→ Objective
Pictures appear in the records below; write out everything else exactly.

→ Material shown
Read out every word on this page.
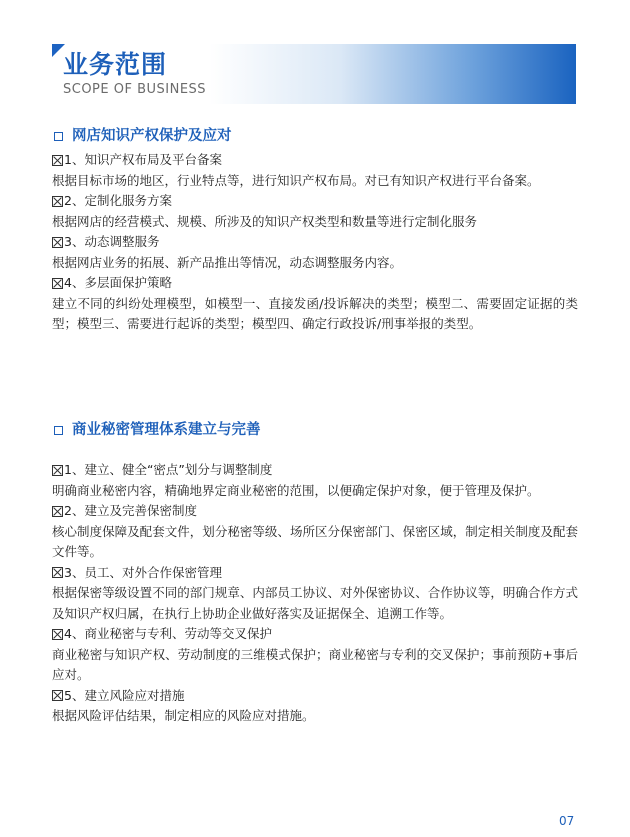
业务范围
SCOPE OF BUSINESS
网店知识产权保护及应对

1、知识产权布局及平台备案

根据目标市场的地区，行业特点等，进行知识产权布局。对已有知识产权进行平台备案。

2、定制化服务方案

根据网店的经营模式、规模、所涉及的知识产权类型和数量等进行定制化服务

3、动态调整服务

根据网店业务的拓展、新产品推出等情况，动态调整服务内容。

4、多层面保护策略

建立不同的纠纷处理模型，如模型一、直接发函/投诉解决的类型；模型二、需要固定证据的类型；模型三、需要进行起诉的类型；模型四、确定行政投诉/刑事举报的类型。

商业秘密管理体系建立与完善

1、建立、健全“密点”划分与调整制度

明确商业秘密内容，精确地界定商业秘密的范围，以便确定保护对象，便于管理及保护。

2、建立及完善保密制度

核心制度保障及配套文件，划分秘密等级、场所区分保密部门、保密区域，制定相关制度及配套文件等。

3、员工、对外合作保密管理

根据保密等级设置不同的部门规章、内部员工协议、对外保密协议、合作协议等，明确合作方式及知识产权归属，在执行上协助企业做好落实及证据保全、追溯工作等。

4、商业秘密与专利、劳动等交叉保护

商业秘密与知识产权、劳动制度的三维模式保护；商业秘密与专利的交叉保护；事前预防+事后应对。

5、建立风险应对措施

根据风险评估结果，制定相应的风险应对措施。

07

→ Solution to the problem
Read out every word on this page.
业务范围
SCOPE OF BUSINESS
网店知识产权保护及应对

1、知识产权布局及平台备案

根据目标市场的地区，行业特点等，进行知识产权布局。对已有知识产权进行平台备案。

2、定制化服务方案

根据网店的经营模式、规模、所涉及的知识产权类型和数量等进行定制化服务

3、动态调整服务

根据网店业务的拓展、新产品推出等情况，动态调整服务内容。

4、多层面保护策略

建立不同的纠纷处理模型，如模型一、直接发函/投诉解决的类型；模型二、需要固定证据的类型；模型三、需要进行起诉的类型；模型四、确定行政投诉/刑事举报的类型。

商业秘密管理体系建立与完善

1、建立、健全“密点”划分与调整制度

明确商业秘密内容，精确地界定商业秘密的范围，以便确定保护对象，便于管理及保护。

2、建立及完善保密制度

核心制度保障及配套文件，划分秘密等级、场所区分保密部门、保密区域，制定相关制度及配套文件等。

3、员工、对外合作保密管理

根据保密等级设置不同的部门规章、内部员工协议、对外保密协议、合作协议等，明确合作方式及知识产权归属，在执行上协助企业做好落实及证据保全、追溯工作等。

4、商业秘密与专利、劳动等交叉保护

商业秘密与知识产权、劳动制度的三维模式保护；商业秘密与专利的交叉保护；事前预防+事后应对。

5、建立风险应对措施

根据风险评估结果，制定相应的风险应对措施。

07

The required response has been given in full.